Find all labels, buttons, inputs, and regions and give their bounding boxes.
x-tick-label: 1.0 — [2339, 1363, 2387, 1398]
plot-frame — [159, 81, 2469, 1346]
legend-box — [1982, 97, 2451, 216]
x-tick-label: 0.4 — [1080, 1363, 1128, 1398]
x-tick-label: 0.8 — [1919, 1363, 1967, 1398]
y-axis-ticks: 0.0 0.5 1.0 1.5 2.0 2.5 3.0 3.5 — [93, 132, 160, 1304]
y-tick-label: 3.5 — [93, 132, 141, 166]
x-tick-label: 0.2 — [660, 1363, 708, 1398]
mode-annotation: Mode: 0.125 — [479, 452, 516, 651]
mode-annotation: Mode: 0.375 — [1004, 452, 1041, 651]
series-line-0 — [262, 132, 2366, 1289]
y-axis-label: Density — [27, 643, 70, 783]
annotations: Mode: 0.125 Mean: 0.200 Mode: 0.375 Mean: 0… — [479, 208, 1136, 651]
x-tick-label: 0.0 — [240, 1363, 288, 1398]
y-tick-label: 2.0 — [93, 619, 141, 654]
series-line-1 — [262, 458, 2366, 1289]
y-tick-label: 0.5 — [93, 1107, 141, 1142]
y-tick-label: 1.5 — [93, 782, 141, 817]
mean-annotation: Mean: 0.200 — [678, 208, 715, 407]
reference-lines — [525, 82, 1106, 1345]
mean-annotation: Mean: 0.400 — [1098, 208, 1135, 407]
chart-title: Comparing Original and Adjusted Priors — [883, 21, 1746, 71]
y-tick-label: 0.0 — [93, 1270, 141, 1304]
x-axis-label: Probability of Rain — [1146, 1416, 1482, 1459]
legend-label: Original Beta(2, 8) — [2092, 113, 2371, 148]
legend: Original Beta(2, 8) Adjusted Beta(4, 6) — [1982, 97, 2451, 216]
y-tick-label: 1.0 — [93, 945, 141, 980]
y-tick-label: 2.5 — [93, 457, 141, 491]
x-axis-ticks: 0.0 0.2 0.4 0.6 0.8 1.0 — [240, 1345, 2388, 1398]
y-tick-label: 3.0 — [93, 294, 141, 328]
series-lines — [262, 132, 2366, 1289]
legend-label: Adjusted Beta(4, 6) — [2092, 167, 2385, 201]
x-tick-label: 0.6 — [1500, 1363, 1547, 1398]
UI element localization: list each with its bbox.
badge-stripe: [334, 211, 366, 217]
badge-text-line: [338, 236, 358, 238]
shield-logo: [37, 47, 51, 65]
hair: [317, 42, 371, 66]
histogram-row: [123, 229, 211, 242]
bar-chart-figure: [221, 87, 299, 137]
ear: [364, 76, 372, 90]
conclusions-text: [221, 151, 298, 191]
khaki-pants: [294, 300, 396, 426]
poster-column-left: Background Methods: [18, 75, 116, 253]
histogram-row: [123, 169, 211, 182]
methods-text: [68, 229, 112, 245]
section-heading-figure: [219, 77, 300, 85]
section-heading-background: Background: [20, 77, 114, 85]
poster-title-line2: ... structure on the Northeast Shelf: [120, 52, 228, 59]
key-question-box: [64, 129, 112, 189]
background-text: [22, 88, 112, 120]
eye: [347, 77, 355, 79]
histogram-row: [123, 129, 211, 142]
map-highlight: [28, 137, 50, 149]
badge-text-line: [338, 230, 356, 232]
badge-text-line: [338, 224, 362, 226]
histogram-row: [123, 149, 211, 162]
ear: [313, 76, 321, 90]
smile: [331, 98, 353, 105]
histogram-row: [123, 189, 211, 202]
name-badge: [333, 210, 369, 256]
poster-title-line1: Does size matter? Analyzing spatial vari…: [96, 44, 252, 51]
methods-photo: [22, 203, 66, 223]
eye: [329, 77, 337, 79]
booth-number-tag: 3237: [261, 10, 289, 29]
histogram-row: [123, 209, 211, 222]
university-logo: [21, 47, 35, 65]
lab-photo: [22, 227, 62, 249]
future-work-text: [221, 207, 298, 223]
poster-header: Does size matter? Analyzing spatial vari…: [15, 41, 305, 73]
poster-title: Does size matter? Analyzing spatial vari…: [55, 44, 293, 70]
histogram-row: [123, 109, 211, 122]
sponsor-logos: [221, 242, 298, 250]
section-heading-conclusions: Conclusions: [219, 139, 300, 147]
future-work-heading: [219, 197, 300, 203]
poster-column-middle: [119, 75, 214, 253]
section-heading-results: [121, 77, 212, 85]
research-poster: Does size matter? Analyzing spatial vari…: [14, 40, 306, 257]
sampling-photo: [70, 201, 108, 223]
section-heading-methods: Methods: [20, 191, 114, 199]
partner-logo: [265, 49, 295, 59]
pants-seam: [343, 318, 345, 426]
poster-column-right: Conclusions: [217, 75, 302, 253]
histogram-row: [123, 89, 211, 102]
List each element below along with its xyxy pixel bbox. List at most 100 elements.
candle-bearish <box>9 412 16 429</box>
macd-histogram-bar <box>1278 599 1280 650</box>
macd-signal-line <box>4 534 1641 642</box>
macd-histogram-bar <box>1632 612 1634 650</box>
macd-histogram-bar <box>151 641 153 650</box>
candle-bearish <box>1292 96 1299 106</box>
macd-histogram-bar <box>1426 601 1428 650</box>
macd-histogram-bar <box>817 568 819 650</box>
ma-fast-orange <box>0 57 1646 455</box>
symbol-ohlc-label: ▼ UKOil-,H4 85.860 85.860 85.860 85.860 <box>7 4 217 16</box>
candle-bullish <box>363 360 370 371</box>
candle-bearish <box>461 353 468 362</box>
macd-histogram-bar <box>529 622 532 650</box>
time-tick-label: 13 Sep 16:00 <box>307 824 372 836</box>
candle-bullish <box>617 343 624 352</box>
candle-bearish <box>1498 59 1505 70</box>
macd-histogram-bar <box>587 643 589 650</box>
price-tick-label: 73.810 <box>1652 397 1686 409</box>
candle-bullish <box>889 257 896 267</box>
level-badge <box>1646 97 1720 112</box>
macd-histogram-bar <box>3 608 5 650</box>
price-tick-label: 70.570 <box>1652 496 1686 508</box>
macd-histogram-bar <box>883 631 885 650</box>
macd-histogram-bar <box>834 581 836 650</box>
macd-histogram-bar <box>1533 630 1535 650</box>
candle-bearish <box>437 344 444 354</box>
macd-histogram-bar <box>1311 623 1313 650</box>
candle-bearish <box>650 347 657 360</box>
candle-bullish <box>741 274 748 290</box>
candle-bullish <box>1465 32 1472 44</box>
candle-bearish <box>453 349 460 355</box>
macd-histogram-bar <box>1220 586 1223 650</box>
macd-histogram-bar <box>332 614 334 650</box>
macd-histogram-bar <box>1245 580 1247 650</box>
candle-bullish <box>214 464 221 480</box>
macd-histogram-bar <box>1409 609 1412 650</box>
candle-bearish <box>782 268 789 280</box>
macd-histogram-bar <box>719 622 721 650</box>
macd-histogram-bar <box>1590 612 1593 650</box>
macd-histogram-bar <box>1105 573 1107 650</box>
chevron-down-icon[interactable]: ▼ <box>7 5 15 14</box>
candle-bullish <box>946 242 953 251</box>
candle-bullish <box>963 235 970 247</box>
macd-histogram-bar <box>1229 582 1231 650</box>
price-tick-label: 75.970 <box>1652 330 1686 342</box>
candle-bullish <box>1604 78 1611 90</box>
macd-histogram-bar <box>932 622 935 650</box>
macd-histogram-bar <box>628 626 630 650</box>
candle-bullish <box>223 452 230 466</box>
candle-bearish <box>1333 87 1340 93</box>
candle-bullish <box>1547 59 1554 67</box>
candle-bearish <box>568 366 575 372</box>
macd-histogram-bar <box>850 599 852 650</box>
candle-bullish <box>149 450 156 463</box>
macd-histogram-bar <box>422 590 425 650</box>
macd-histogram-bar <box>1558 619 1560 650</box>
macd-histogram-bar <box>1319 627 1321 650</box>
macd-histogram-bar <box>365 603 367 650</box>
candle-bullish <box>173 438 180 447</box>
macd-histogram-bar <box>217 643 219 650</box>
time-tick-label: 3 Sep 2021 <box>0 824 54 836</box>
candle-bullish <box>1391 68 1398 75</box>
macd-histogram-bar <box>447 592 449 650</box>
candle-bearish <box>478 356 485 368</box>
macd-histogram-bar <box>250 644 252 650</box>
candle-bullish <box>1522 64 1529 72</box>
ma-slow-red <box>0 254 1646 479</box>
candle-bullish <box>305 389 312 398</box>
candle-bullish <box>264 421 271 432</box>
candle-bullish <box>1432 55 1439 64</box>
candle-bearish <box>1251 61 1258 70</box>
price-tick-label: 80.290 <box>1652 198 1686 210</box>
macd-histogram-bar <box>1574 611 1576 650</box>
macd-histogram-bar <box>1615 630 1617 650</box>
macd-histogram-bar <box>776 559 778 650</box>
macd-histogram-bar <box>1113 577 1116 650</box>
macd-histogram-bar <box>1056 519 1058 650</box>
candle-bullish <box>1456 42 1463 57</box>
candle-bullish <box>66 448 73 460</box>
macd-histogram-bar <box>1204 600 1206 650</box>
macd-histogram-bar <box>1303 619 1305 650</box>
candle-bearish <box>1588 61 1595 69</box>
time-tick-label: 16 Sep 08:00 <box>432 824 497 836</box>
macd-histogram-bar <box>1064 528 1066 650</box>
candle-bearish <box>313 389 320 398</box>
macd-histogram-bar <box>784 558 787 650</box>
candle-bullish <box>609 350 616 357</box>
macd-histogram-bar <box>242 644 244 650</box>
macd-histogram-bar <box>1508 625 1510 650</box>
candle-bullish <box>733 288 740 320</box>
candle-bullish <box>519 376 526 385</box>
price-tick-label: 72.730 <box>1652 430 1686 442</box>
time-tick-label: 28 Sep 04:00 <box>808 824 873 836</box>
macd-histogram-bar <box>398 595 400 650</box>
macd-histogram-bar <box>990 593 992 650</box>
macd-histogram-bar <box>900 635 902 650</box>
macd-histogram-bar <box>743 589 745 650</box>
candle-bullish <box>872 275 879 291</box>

##########

_Task_
Reproduce everything above, from the start of the records down to the line containing "mode-annotation: Mode: 0.125", replacing "x-tick-label" with "horizontal-tick-label" and leaving everything else unchanged.

_The result_
Find all labels, buttons, inputs, and regions and give their bounding boxes.
horizontal-tick-label: 1.0 — [2339, 1363, 2387, 1398]
plot-frame — [159, 81, 2469, 1346]
legend-box — [1982, 97, 2451, 216]
horizontal-tick-label: 0.4 — [1080, 1363, 1128, 1398]
horizontal-tick-label: 0.8 — [1919, 1363, 1967, 1398]
y-axis-ticks: 0.0 0.5 1.0 1.5 2.0 2.5 3.0 3.5 — [93, 132, 160, 1304]
y-tick-label: 3.5 — [93, 132, 141, 166]
horizontal-tick-label: 0.2 — [660, 1363, 708, 1398]
mode-annotation: Mode: 0.125 — [479, 452, 516, 651]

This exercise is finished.